═════ RECORDS FOR THIS TASK ═════

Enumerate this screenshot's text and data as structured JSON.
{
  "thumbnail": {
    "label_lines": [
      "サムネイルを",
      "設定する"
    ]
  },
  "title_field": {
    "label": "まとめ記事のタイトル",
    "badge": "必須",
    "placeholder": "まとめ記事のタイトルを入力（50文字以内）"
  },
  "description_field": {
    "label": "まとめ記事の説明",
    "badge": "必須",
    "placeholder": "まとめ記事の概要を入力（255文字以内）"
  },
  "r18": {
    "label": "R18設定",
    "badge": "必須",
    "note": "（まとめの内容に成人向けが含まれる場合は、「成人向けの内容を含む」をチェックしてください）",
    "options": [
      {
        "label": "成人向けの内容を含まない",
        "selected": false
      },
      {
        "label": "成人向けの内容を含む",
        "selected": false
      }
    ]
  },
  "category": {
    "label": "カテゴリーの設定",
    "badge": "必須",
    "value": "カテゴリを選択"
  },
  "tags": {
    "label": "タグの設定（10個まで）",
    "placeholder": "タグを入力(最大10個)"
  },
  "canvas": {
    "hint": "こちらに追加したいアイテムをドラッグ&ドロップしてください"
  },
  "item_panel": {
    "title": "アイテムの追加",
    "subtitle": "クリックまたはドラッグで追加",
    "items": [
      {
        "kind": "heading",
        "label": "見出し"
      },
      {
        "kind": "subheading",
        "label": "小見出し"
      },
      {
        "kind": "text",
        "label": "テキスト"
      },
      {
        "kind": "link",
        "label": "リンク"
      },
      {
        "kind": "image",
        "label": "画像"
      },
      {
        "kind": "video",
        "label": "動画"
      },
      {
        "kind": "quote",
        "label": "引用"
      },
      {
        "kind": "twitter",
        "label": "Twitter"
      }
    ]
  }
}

═════

= GIVEN INSTRUCTION =
From the data, collect all lines where the string "text" appears.

= SOLUTION =
Enumerate this screenshot's text and data as structured JSON.
        "kind": "text",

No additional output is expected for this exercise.